[START Excerpted data]

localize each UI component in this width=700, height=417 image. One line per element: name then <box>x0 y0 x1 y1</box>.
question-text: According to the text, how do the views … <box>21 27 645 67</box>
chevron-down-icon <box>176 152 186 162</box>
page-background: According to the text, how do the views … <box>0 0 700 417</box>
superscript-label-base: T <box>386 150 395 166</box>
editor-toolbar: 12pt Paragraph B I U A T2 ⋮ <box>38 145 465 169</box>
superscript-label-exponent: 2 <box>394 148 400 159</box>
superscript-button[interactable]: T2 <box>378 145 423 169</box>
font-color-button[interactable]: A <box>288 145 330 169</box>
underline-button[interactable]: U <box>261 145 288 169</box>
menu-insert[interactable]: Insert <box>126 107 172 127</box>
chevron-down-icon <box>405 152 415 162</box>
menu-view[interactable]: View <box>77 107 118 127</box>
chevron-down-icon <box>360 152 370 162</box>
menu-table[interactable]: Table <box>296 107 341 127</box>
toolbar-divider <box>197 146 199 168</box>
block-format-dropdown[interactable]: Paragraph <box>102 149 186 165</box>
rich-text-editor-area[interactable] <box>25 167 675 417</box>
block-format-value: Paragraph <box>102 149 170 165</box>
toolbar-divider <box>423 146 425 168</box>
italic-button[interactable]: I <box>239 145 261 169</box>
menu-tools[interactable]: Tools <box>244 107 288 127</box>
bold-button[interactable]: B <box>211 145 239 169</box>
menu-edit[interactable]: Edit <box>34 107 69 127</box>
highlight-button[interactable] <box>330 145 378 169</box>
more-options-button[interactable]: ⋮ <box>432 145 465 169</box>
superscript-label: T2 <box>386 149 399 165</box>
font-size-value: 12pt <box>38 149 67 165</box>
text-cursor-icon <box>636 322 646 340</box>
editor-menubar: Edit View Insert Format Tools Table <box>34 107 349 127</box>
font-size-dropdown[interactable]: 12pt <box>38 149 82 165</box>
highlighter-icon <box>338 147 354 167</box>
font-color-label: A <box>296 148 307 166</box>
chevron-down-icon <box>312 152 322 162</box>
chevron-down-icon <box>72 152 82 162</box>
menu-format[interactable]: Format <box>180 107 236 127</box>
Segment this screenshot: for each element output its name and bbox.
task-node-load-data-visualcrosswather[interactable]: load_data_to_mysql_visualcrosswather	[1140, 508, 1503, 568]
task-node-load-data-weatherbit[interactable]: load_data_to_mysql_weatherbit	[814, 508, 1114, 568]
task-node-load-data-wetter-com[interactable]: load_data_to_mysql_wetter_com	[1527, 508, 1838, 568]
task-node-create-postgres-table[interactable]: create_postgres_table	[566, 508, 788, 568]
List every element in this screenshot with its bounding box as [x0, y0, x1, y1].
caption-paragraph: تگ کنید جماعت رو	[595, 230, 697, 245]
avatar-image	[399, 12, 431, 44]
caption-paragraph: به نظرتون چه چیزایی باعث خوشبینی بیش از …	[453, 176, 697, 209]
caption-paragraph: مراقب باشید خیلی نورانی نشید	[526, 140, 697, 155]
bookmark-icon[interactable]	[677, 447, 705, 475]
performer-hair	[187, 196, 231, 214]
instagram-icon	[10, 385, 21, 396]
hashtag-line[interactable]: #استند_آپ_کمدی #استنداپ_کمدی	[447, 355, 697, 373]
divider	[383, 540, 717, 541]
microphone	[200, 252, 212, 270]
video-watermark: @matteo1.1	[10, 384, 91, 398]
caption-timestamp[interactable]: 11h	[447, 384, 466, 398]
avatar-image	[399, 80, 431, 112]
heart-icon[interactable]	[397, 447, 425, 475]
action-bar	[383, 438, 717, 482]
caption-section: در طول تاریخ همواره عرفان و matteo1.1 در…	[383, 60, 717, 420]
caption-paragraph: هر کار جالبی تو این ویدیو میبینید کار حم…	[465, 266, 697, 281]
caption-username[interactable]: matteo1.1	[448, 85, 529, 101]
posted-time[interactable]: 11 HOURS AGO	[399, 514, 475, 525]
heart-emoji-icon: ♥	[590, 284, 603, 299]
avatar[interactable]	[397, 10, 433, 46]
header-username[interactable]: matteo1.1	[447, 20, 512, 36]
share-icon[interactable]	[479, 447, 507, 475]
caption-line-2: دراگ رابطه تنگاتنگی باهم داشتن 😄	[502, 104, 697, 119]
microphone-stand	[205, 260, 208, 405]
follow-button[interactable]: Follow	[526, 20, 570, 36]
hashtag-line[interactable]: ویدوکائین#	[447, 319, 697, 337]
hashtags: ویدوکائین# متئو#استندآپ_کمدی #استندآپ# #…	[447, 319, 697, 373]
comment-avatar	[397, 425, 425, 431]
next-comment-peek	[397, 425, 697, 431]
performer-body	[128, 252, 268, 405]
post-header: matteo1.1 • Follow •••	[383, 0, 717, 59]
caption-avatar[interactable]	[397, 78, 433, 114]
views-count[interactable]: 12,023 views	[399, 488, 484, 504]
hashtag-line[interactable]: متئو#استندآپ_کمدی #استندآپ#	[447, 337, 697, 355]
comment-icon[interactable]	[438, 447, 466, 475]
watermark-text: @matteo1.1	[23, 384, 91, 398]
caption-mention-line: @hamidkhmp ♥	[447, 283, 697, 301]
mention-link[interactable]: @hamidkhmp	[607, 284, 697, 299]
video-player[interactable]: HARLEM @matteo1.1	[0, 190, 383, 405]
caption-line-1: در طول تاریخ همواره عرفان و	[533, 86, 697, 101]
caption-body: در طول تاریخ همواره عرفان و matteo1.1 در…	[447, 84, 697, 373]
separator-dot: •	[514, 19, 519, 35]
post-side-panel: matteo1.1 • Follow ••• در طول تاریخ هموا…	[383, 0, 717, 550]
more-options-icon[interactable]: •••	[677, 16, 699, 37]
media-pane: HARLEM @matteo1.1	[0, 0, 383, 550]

[END Excerpted data]

• Problem description
Reproduce the entries verbatim, from the first line of the entries through the line that contains "superscript-label-exponent: 2 <box>394", with both of those lines included.

• Right answer
localize each UI component in this width=700, height=417 image. One line per element: name then <box>x0 y0 x1 y1</box>.
question-text: According to the text, how do the views … <box>21 27 645 67</box>
chevron-down-icon <box>176 152 186 162</box>
page-background: According to the text, how do the views … <box>0 0 700 417</box>
superscript-label-base: T <box>386 150 395 166</box>
editor-toolbar: 12pt Paragraph B I U A T2 ⋮ <box>38 145 465 169</box>
superscript-label-exponent: 2 <box>394 148 400 159</box>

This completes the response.